災害時医療継続マネジメント

自然災害の発生確率が高い日本では,災害時の事業継続性の向上が喫緊の課題です.本研究室では,災害時における医療の継続性を確保し,安全・安心な社会を実現するために,医療の地域レジリエンスを高めるための仕組みづくりを研究しています.

地域災害レジリエンスマネジメントシステム(ADRMS-H)の導入・推進に関する研究

 事業の継続性を高める方策として,事業継続計画(Business Continuity Plan: 以下,BCP)の策定,またBCPを管理するための事業継続マネジメントシステム(Business Continuity Management System: 以下,BCMS)の構築が提唱されています.

 災害時に,社会インフラである医療が機能しなければ,周辺地域へ多大な影響を与えることは,過去の災害経験からも明らかです.災害時の医療には,「通常診療業務の継続だけでなく,多数傷病者への治療などの災害医療業務の運用も行う」「時々刻々と医療ニーズが変化する」といった,一般的な企業の事業継続性にはない特徴があります.

[保存データ項目]

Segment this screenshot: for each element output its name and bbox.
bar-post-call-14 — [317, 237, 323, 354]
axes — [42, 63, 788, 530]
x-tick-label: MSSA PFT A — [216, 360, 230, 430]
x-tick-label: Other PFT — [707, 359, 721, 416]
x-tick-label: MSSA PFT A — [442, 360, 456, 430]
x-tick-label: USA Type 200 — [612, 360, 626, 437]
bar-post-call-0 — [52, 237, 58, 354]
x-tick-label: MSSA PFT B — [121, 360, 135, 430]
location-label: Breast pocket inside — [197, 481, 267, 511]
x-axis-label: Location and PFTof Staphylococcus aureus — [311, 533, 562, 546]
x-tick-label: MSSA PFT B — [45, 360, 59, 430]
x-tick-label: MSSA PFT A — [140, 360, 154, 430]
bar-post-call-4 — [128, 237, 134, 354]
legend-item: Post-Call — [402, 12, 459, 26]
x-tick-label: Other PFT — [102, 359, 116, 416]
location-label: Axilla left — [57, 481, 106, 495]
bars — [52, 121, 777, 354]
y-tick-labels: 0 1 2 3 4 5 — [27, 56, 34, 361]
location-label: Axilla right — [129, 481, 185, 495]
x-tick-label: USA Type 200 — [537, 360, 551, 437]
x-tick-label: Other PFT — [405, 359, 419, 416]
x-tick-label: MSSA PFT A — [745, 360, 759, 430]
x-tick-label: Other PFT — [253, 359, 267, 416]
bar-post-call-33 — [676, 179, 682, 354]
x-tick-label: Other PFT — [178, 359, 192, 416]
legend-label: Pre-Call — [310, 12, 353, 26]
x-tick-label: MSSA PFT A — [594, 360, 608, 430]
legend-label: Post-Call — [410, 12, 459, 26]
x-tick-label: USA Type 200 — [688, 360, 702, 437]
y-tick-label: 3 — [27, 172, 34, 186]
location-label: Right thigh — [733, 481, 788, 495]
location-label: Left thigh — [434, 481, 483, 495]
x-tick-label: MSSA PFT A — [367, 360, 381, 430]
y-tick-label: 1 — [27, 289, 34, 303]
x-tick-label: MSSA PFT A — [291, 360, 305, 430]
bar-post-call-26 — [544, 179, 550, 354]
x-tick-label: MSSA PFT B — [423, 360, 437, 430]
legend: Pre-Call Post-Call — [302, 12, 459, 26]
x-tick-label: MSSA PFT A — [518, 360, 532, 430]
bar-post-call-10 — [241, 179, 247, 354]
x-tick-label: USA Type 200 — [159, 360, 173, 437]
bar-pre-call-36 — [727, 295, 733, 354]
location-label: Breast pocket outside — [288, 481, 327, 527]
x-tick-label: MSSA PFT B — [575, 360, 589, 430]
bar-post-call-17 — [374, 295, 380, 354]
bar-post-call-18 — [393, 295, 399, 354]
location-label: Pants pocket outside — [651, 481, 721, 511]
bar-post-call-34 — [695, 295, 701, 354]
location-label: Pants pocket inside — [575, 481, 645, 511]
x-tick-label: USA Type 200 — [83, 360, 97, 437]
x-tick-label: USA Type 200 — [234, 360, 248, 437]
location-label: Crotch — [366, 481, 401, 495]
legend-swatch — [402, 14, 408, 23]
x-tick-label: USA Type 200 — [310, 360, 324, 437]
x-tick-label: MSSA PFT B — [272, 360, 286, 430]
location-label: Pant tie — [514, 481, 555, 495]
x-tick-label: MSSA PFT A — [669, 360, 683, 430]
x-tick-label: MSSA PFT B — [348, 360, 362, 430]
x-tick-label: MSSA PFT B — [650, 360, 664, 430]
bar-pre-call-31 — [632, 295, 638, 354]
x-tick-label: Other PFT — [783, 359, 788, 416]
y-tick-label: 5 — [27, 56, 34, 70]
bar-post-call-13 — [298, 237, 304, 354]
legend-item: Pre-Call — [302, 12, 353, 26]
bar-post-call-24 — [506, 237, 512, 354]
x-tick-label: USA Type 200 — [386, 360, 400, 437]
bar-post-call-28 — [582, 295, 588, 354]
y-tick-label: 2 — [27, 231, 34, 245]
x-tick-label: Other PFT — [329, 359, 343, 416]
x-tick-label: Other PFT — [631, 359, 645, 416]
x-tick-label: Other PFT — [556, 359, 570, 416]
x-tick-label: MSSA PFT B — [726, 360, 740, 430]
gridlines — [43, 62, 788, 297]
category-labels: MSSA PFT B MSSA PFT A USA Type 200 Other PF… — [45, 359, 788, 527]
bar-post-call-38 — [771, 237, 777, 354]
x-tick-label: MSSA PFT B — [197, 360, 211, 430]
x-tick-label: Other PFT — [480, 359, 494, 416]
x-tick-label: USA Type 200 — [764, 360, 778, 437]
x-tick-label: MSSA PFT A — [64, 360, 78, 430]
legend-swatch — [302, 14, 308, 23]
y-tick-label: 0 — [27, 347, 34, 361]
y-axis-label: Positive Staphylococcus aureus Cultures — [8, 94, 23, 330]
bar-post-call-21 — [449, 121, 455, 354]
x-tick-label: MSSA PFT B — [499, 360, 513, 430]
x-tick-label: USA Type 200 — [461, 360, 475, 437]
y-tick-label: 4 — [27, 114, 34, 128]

課題の条件: 災害時医療継続に関する本文から、「地域災害レジリエンスマネジメ」で始まり「続性にはない特徴があります.」で終わる箇所を一字も変えずに抜き出して返してください。

解答欄:
地域災害レジリエンスマネジメントシステム(ADRMS-H)の導入・推進に関する研究

 事業の継続性を高める方策として,事業継続計画(Business Continuity Plan: 以下,BCP)の策定,またBCPを管理するための事業継続マネジメントシステム(Business Continuity Management System: 以下,BCMS)の構築が提唱されています.

 災害時に,社会インフラである医療が機能しなければ,周辺地域へ多大な影響を与えることは,過去の災害経験からも明らかです.災害時の医療には,「通常診療業務の継続だけでなく,多数傷病者への治療などの災害医療業務の運用も行う」「時々刻々と医療ニーズが変化する」といった,一般的な企業の事業継続性にはない特徴があります.